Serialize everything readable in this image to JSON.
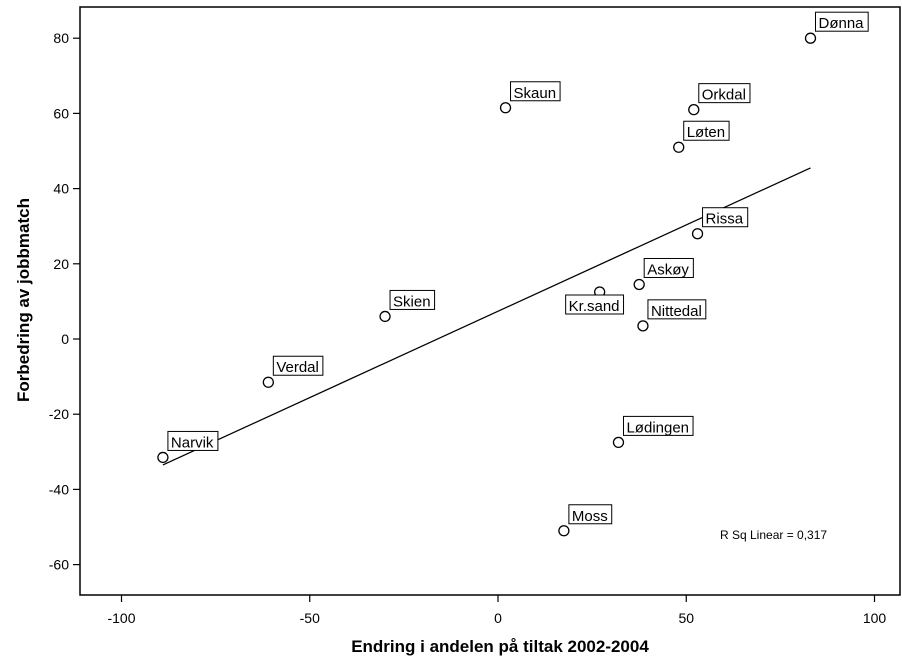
{
  "chart_data": {
    "type": "scatter",
    "xlabel": "Endring i andelen på tiltak 2002-2004",
    "ylabel": "Forbedring av jobbmatch",
    "xlim": [
      -110,
      107
    ],
    "ylim": [
      -68,
      88
    ],
    "xticks": [
      -100,
      -50,
      0,
      50,
      100
    ],
    "yticks": [
      -60,
      -40,
      -20,
      0,
      20,
      40,
      60,
      80
    ],
    "grid": false,
    "points": [
      {
        "label": "Dønna",
        "x": 83,
        "y": 80
      },
      {
        "label": "Skaun",
        "x": 2,
        "y": 61.5
      },
      {
        "label": "Orkdal",
        "x": 52,
        "y": 61
      },
      {
        "label": "Løten",
        "x": 48,
        "y": 51
      },
      {
        "label": "Rissa",
        "x": 53,
        "y": 28
      },
      {
        "label": "Askøy",
        "x": 37.5,
        "y": 14.5
      },
      {
        "label": "Kr.sand",
        "x": 27,
        "y": 12.5
      },
      {
        "label": "Nittedal",
        "x": 38.5,
        "y": 3.5
      },
      {
        "label": "Skien",
        "x": -30,
        "y": 6
      },
      {
        "label": "Verdal",
        "x": -61,
        "y": -11.5
      },
      {
        "label": "Narvik",
        "x": -89,
        "y": -31.5
      },
      {
        "label": "Lødingen",
        "x": 32,
        "y": -27.5
      },
      {
        "label": "Moss",
        "x": 17.5,
        "y": -51
      }
    ],
    "fit_line": {
      "x": [
        -89,
        83
      ],
      "y": [
        -33.5,
        45.5
      ]
    },
    "annotation": "R Sq Linear = 0,317"
  }
}
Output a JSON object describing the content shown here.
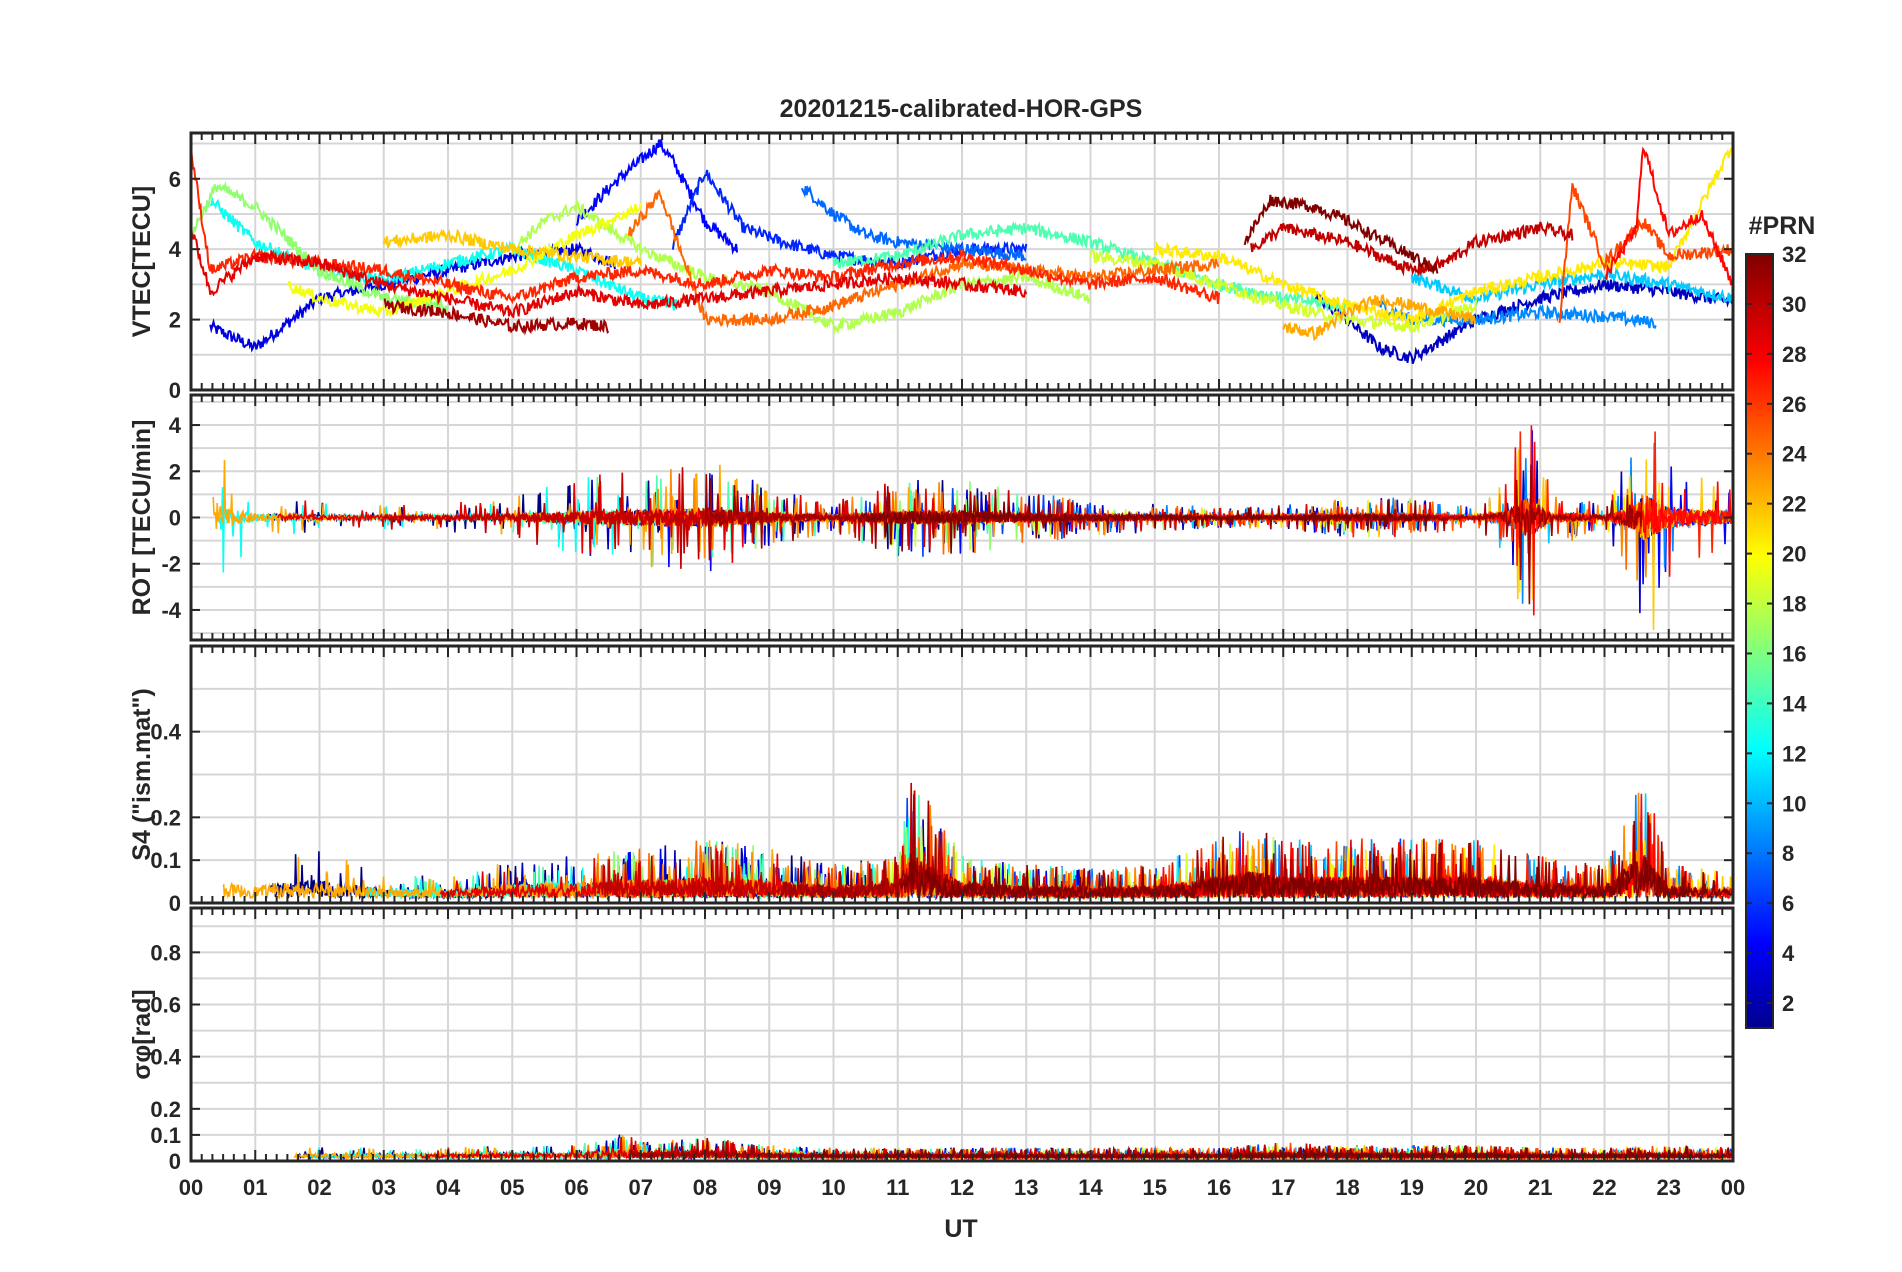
{
  "chart_data": {
    "type": "line",
    "title": "20201215-calibrated-HOR-GPS",
    "xlabel": "UT",
    "x_ticks": [
      "00",
      "01",
      "02",
      "03",
      "04",
      "05",
      "06",
      "07",
      "08",
      "09",
      "10",
      "11",
      "12",
      "13",
      "14",
      "15",
      "16",
      "17",
      "18",
      "19",
      "20",
      "21",
      "22",
      "23",
      "00"
    ],
    "xlim": [
      0,
      24
    ],
    "colorbar": {
      "label": "#PRN",
      "range": [
        1,
        32
      ],
      "ticks": [
        "2",
        "4",
        "6",
        "8",
        "10",
        "12",
        "14",
        "16",
        "18",
        "20",
        "22",
        "24",
        "26",
        "28",
        "30",
        "32"
      ]
    },
    "panels": [
      {
        "id": "vtec",
        "ylabel": "VTEC[TECU]",
        "ylim": [
          0,
          7.3
        ],
        "yticks": [
          0,
          2,
          4,
          6
        ],
        "ytick_labels": [
          "0",
          "2",
          "4",
          "6"
        ],
        "kind": "smooth",
        "series": [
          {
            "prn": 4,
            "x": [
              0.3,
              1.0,
              2.0,
              3.0,
              4.0,
              5.0,
              6.0,
              6.6
            ],
            "y": [
              1.8,
              1.2,
              2.6,
              3.0,
              3.4,
              3.8,
              4.0,
              3.6
            ]
          },
          {
            "prn": 5,
            "x": [
              6.0,
              6.6,
              7.3,
              7.5,
              8.0,
              8.5
            ],
            "y": [
              4.8,
              5.9,
              7.0,
              6.5,
              4.8,
              4.0
            ]
          },
          {
            "prn": 6,
            "x": [
              7.5,
              8.0,
              8.6,
              9.2,
              10.0,
              11.0,
              12.0,
              13.0
            ],
            "y": [
              4.1,
              6.2,
              4.6,
              4.2,
              3.8,
              3.6,
              4.0,
              4.0
            ]
          },
          {
            "prn": 8,
            "x": [
              9.5,
              10.0,
              10.5,
              11.0,
              12.0,
              13.0
            ],
            "y": [
              5.8,
              5.0,
              4.4,
              4.2,
              4.0,
              3.8
            ]
          },
          {
            "prn": 3,
            "x": [
              17.5,
              18.0,
              18.5,
              19.0,
              20.0,
              21.0,
              22.0,
              23.0,
              24.0
            ],
            "y": [
              2.6,
              2.0,
              1.2,
              0.9,
              2.0,
              2.6,
              3.0,
              2.8,
              2.5
            ]
          },
          {
            "prn": 9,
            "x": [
              18.5,
              19.0,
              20.0,
              21.0,
              22.0,
              22.8
            ],
            "y": [
              2.4,
              2.0,
              2.0,
              2.2,
              2.1,
              1.9
            ]
          },
          {
            "prn": 11,
            "x": [
              19.0,
              20.0,
              21.0,
              22.0,
              23.0,
              24.0
            ],
            "y": [
              3.2,
              2.6,
              3.0,
              3.3,
              3.0,
              2.6
            ]
          },
          {
            "prn": 13,
            "x": [
              0.3,
              1.0,
              2.0,
              3.0,
              4.0,
              5.0,
              6.0,
              7.0,
              7.6
            ],
            "y": [
              5.4,
              4.2,
              3.4,
              3.1,
              3.6,
              4.0,
              3.4,
              2.6,
              2.4
            ]
          },
          {
            "prn": 15,
            "x": [
              10.0,
              11.0,
              12.0,
              13.0,
              14.0,
              15.0,
              16.0,
              17.0,
              18.0
            ],
            "y": [
              3.6,
              3.8,
              4.4,
              4.6,
              4.2,
              3.6,
              3.0,
              2.6,
              2.4
            ]
          },
          {
            "prn": 17,
            "x": [
              0.0,
              0.4,
              1.0,
              2.0,
              3.0,
              4.0
            ],
            "y": [
              4.4,
              5.8,
              5.2,
              3.4,
              2.6,
              2.4
            ]
          },
          {
            "prn": 18,
            "x": [
              5.0,
              5.5,
              6.0,
              7.0,
              8.0,
              9.0,
              10.0,
              11.0,
              12.0,
              13.0,
              14.0
            ],
            "y": [
              4.0,
              4.8,
              5.2,
              4.0,
              3.2,
              2.8,
              1.8,
              2.2,
              3.0,
              3.2,
              2.6
            ]
          },
          {
            "prn": 19,
            "x": [
              14.0,
              15.0,
              16.0,
              17.0,
              18.0,
              19.0,
              20.0
            ],
            "y": [
              3.8,
              3.6,
              3.0,
              2.4,
              2.0,
              1.8,
              2.4
            ]
          },
          {
            "prn": 20,
            "x": [
              1.5,
              2.0,
              3.0,
              4.0,
              5.0,
              6.0,
              7.0
            ],
            "y": [
              3.0,
              2.6,
              2.2,
              2.8,
              3.4,
              4.4,
              5.2
            ]
          },
          {
            "prn": 21,
            "x": [
              15.0,
              16.0,
              17.0,
              18.0,
              19.0,
              20.0,
              21.0,
              22.0,
              23.0,
              24.0
            ],
            "y": [
              4.0,
              3.8,
              3.0,
              2.4,
              2.0,
              2.8,
              3.2,
              3.6,
              3.5,
              7.0
            ]
          },
          {
            "prn": 22,
            "x": [
              3.0,
              4.0,
              5.0,
              6.0,
              7.0
            ],
            "y": [
              4.2,
              4.4,
              4.0,
              3.8,
              3.6
            ]
          },
          {
            "prn": 23,
            "x": [
              17.0,
              17.5,
              18.0,
              18.5,
              19.0,
              20.0
            ],
            "y": [
              1.8,
              1.6,
              2.2,
              2.6,
              2.4,
              2.0
            ]
          },
          {
            "prn": 25,
            "x": [
              6.8,
              7.3,
              8.0,
              9.0,
              10.0,
              11.0,
              12.0,
              13.0,
              14.0,
              15.0,
              16.0
            ],
            "y": [
              4.4,
              5.6,
              2.0,
              2.0,
              2.4,
              3.0,
              3.6,
              3.4,
              3.2,
              3.4,
              3.6
            ]
          },
          {
            "prn": 26,
            "x": [
              21.3,
              21.5,
              22.0,
              22.6,
              23.0,
              24.0
            ],
            "y": [
              2.0,
              5.8,
              3.6,
              4.8,
              3.8,
              4.0
            ]
          },
          {
            "prn": 27,
            "x": [
              0.0,
              0.3,
              1.0,
              2.0,
              3.0,
              4.0,
              5.0,
              6.0,
              7.0,
              8.0,
              9.0,
              10.0,
              11.0,
              12.0,
              13.0,
              14.0,
              15.0,
              16.0
            ],
            "y": [
              6.8,
              3.4,
              3.8,
              3.6,
              3.4,
              3.0,
              2.6,
              3.2,
              3.4,
              3.0,
              3.4,
              3.2,
              3.6,
              3.8,
              3.4,
              3.0,
              3.2,
              2.6
            ]
          },
          {
            "prn": 28,
            "x": [
              22.0,
              22.5,
              22.6,
              23.0,
              23.5,
              24.0
            ],
            "y": [
              3.2,
              4.6,
              7.0,
              4.4,
              5.0,
              3.0
            ]
          },
          {
            "prn": 29,
            "x": [
              0.0,
              0.3,
              1.0,
              2.0,
              3.0,
              4.0,
              5.0,
              6.0,
              7.0,
              8.0,
              9.0,
              10.0,
              11.0,
              12.0,
              13.0
            ],
            "y": [
              4.6,
              2.8,
              3.8,
              3.6,
              3.0,
              2.6,
              2.2,
              2.8,
              2.4,
              2.6,
              2.8,
              3.0,
              3.2,
              3.0,
              2.8
            ]
          },
          {
            "prn": 30,
            "x": [
              16.5,
              17.0,
              18.0,
              18.5,
              19.0,
              19.5,
              20.0,
              21.0,
              21.5
            ],
            "y": [
              4.0,
              4.6,
              4.2,
              3.8,
              3.4,
              3.6,
              4.2,
              4.6,
              4.4
            ]
          },
          {
            "prn": 31,
            "x": [
              3.0,
              4.0,
              5.0,
              6.0,
              6.5
            ],
            "y": [
              2.4,
              2.2,
              1.8,
              1.9,
              1.8
            ]
          },
          {
            "prn": 32,
            "x": [
              16.4,
              16.8,
              17.5,
              18.0,
              18.6,
              19.0,
              19.4
            ],
            "y": [
              4.2,
              5.4,
              5.2,
              4.8,
              4.2,
              3.8,
              3.4
            ]
          }
        ]
      },
      {
        "id": "rot",
        "ylabel": "ROT [TECU/min]",
        "ylim": [
          -5.3,
          5.3
        ],
        "yticks": [
          -4,
          -2,
          0,
          2,
          4
        ],
        "ytick_labels": [
          "-4",
          "-2",
          "0",
          "2",
          "4"
        ],
        "kind": "noise",
        "activity": {
          "x": [
            0,
            0.2,
            0.5,
            1,
            2,
            3,
            4,
            5,
            6,
            7,
            8,
            9,
            10,
            11,
            12,
            13,
            14,
            15,
            16,
            17,
            18,
            19,
            20,
            20.5,
            20.8,
            21.2,
            21.5,
            22,
            22.5,
            22.6,
            23,
            24
          ],
          "amp": [
            1.0,
            4.0,
            1.2,
            0.5,
            0.3,
            0.25,
            0.3,
            0.4,
            0.8,
            1.0,
            1.2,
            0.6,
            0.3,
            0.8,
            0.8,
            0.5,
            0.4,
            0.3,
            0.2,
            0.25,
            0.4,
            0.4,
            0.2,
            0.8,
            2.6,
            0.4,
            0.5,
            0.2,
            1.6,
            3.0,
            1.2,
            0.8
          ]
        }
      },
      {
        "id": "s4",
        "ylabel": "S4 (\"ism.mat\")",
        "ylim": [
          0,
          0.6
        ],
        "yticks": [
          0,
          0.1,
          0.2,
          0.4
        ],
        "ytick_labels": [
          "0",
          "0.1",
          "0.2",
          "0.4"
        ],
        "kind": "positive-noise",
        "activity": {
          "x": [
            0,
            1,
            2,
            3,
            4,
            5,
            6,
            7,
            8,
            9,
            10,
            11,
            11.2,
            12,
            13,
            14,
            15,
            16,
            16.5,
            17,
            18,
            19,
            20,
            21,
            22,
            22.6,
            23,
            24
          ],
          "amp": [
            0.12,
            0.08,
            0.12,
            0.06,
            0.05,
            0.09,
            0.1,
            0.12,
            0.14,
            0.12,
            0.08,
            0.1,
            0.3,
            0.1,
            0.08,
            0.07,
            0.08,
            0.14,
            0.18,
            0.14,
            0.14,
            0.14,
            0.14,
            0.1,
            0.08,
            0.3,
            0.08,
            0.06
          ]
        }
      },
      {
        "id": "sigma_phi",
        "ylabel": "σφ[rad]",
        "ylim": [
          0,
          0.97
        ],
        "yticks": [
          0,
          0.1,
          0.2,
          0.4,
          0.6,
          0.8
        ],
        "ytick_labels": [
          "0",
          "0.1",
          "0.2",
          "0.4",
          "0.6",
          "0.8"
        ],
        "kind": "positive-noise",
        "activity": {
          "x": [
            0,
            0.2,
            0.5,
            1,
            2,
            3,
            4,
            5,
            6,
            6.8,
            7,
            8,
            9,
            10,
            11,
            12,
            13,
            14,
            15,
            16,
            17,
            18,
            19,
            20,
            21,
            22,
            23,
            24
          ],
          "amp": [
            0.08,
            0.22,
            0.06,
            0.04,
            0.04,
            0.04,
            0.04,
            0.05,
            0.05,
            0.1,
            0.06,
            0.08,
            0.05,
            0.04,
            0.04,
            0.04,
            0.04,
            0.04,
            0.04,
            0.04,
            0.06,
            0.05,
            0.05,
            0.05,
            0.04,
            0.04,
            0.05,
            0.04
          ]
        }
      }
    ]
  }
}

________________

→ **Problem statement**: Look through the entries and return every line where "kind" appears.

→ **Final result**:
        "kind": "smooth",
        "kind": "noise",
        "kind": "positive-noise",
        "kind": "positive-noise",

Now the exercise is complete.